Stated task
Write out the full set of records below exactly.

---------------

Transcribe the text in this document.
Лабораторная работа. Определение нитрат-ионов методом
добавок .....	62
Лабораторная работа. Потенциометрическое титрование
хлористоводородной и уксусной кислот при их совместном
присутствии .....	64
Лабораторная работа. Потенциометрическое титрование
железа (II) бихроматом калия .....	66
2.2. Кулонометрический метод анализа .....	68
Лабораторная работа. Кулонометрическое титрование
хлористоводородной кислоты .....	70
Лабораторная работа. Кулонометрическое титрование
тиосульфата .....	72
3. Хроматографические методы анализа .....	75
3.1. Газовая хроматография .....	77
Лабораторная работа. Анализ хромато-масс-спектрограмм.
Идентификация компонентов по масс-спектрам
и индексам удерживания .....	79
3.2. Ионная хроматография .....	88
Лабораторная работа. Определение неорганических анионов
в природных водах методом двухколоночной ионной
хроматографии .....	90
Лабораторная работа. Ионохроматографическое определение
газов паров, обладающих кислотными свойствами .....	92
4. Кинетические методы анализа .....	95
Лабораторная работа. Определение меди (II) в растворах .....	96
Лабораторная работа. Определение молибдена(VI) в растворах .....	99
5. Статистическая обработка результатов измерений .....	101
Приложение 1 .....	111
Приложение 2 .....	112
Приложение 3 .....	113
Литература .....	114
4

---------------

Answer to this problem
Transcribe the text in this document.
Лабораторная работа. Определение нитрат-ионов методом
добавок .....	62
Лабораторная работа. Потенциометрическое титрование
хлористоводородной и уксусной кислот при их совместном
присутствии .....	64
Лабораторная работа. Потенциометрическое титрование
железа (II) бихроматом калия .....	66
2.2. Кулонометрический метод анализа .....	68
Лабораторная работа. Кулонометрическое титрование
хлористоводородной кислоты .....	70
Лабораторная работа. Кулонометрическое титрование
тиосульфата .....	72
3. Хроматографические методы анализа .....	75
3.1. Газовая хроматография .....	77
Лабораторная работа. Анализ хромато-масс-спектрограмм.
Идентификация компонентов по масс-спектрам
и индексам удерживания .....	79
3.2. Ионная хроматография .....	88
Лабораторная работа. Определение неорганических анионов
в природных водах методом двухколоночной ионной
хроматографии .....	90
Лабораторная работа. Ионохроматографическое определение
газов паров, обладающих кислотными свойствами .....	92
4. Кинетические методы анализа .....	95
Лабораторная работа. Определение меди (II) в растворах .....	96
Лабораторная работа. Определение молибдена(VI) в растворах .....	99
5. Статистическая обработка результатов измерений .....	101
Приложение 1 .....	111
Приложение 2 .....	112
Приложение 3 .....	113
Литература .....	114
4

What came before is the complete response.